REQUIRED WORK: Return every line of the records below verbatim, with no pictures in the copy.

[Collected data]
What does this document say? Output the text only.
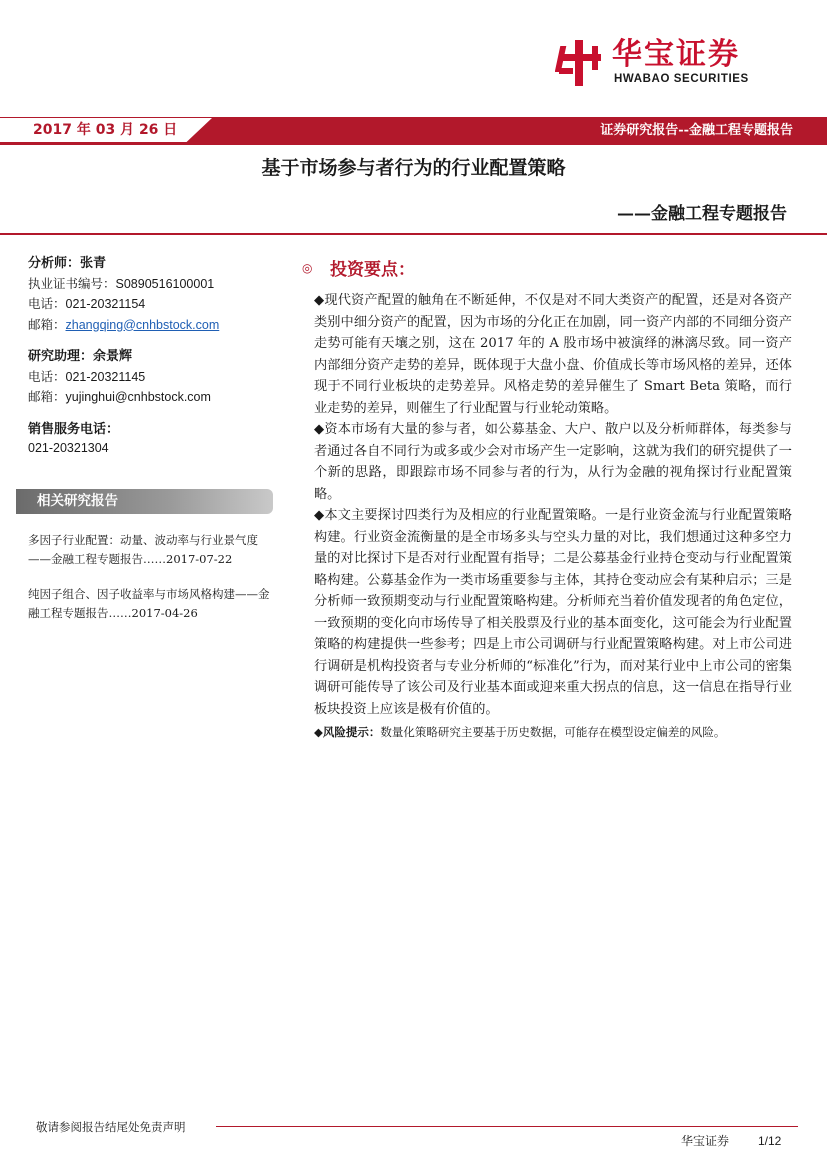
华宝证券
HWABAO SECURITIES
2017 年 03 月 26 日	证券研究报告--金融工程专题报告
基于市场参与者行为的行业配置策略
——金融工程专题报告
分析师：张青
执业证书编号：S0890516100001
电话：021-20321154
邮箱：zhangqing@cnhbstock.com
研究助理：余景辉
电话：021-20321145
邮箱：yujinghui@cnhbstock.com
销售服务电话：
021-20321304
相关研究报告
多因子行业配置：动量、波动率与行业景气度——金融工程专题报告……2017-07-22
纯因子组合、因子收益率与市场风格构建——金融工程专题报告……2017-04-26
◎ 投资要点：

◆现代资产配置的触角在不断延伸，不仅是对不同大类资产的配置，还是对各资产类别中细分资产的配置，因为市场的分化正在加剧，同一资产内部的不同细分资产走势可能有天壤之别，这在 2017 年的 A 股市场中被演绎的淋漓尽致。同一资产内部细分资产走势的差异，既体现于大盘小盘、价值成长等市场风格的差异，还体现于不同行业板块的走势差异。风格走势的差异催生了 Smart Beta 策略，而行业走势的差异，则催生了行业配置与行业轮动策略。

◆资本市场有大量的参与者，如公募基金、大户、散户以及分析师群体，每类参与者通过各自不同行为或多或少会对市场产生一定影响，这就为我们的研究提供了一个新的思路，即跟踪市场不同参与者的行为，从行为金融的视角探讨行业配置策略。

◆本文主要探讨四类行为及相应的行业配置策略。一是行业资金流与行业配置策略构建。行业资金流衡量的是全市场多头与空头力量的对比，我们想通过这种多空力量的对比探讨下是否对行业配置有指导；二是公募基金行业持仓变动与行业配置策略构建。公募基金作为一类市场重要参与主体，其持仓变动应会有某种启示；三是分析师一致预期变动与行业配置策略构建。分析师充当着价值发现者的角色定位，一致预期的变化向市场传导了相关股票及行业的基本面变化，这可能会为行业配置策略的构建提供一些参考；四是上市公司调研与行业配置策略构建。对上市公司进行调研是机构投资者与专业分析师的“标准化”行为，而对某行业中上市公司的密集调研可能传导了该公司及行业基本面或迎来重大拐点的信息，这一信息在指导行业板块投资上应该是极有价值的。

◆风险提示：数量化策略研究主要基于历史数据，可能存在模型设定偏差的风险。
敬请参阅报告结尾处免责声明
华宝证券 1/12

FINISHED EXERCISE:
What does this document say? Output the text only.
华宝证券
HWABAO SECURITIES
2017 年 03 月 26 日	证券研究报告--金融工程专题报告
基于市场参与者行为的行业配置策略
——金融工程专题报告
分析师：张青
执业证书编号：S0890516100001
电话：021-20321154
邮箱：zhangqing@cnhbstock.com
研究助理：余景辉
电话：021-20321145
邮箱：yujinghui@cnhbstock.com
销售服务电话：
021-20321304
相关研究报告
多因子行业配置：动量、波动率与行业景气度——金融工程专题报告……2017-07-22
纯因子组合、因子收益率与市场风格构建——金融工程专题报告……2017-04-26
◎ 投资要点：

◆现代资产配置的触角在不断延伸，不仅是对不同大类资产的配置，还是对各资产类别中细分资产的配置，因为市场的分化正在加剧，同一资产内部的不同细分资产走势可能有天壤之别，这在 2017 年的 A 股市场中被演绎的淋漓尽致。同一资产内部细分资产走势的差异，既体现于大盘小盘、价值成长等市场风格的差异，还体现于不同行业板块的走势差异。风格走势的差异催生了 Smart Beta 策略，而行业走势的差异，则催生了行业配置与行业轮动策略。

◆资本市场有大量的参与者，如公募基金、大户、散户以及分析师群体，每类参与者通过各自不同行为或多或少会对市场产生一定影响，这就为我们的研究提供了一个新的思路，即跟踪市场不同参与者的行为，从行为金融的视角探讨行业配置策略。

◆本文主要探讨四类行为及相应的行业配置策略。一是行业资金流与行业配置策略构建。行业资金流衡量的是全市场多头与空头力量的对比，我们想通过这种多空力量的对比探讨下是否对行业配置有指导；二是公募基金行业持仓变动与行业配置策略构建。公募基金作为一类市场重要参与主体，其持仓变动应会有某种启示；三是分析师一致预期变动与行业配置策略构建。分析师充当着价值发现者的角色定位，一致预期的变化向市场传导了相关股票及行业的基本面变化，这可能会为行业配置策略的构建提供一些参考；四是上市公司调研与行业配置策略构建。对上市公司进行调研是机构投资者与专业分析师的“标准化”行为，而对某行业中上市公司的密集调研可能传导了该公司及行业基本面或迎来重大拐点的信息，这一信息在指导行业板块投资上应该是极有价值的。

◆风险提示：数量化策略研究主要基于历史数据，可能存在模型设定偏差的风险。
敬请参阅报告结尾处免责声明
华宝证券 1/12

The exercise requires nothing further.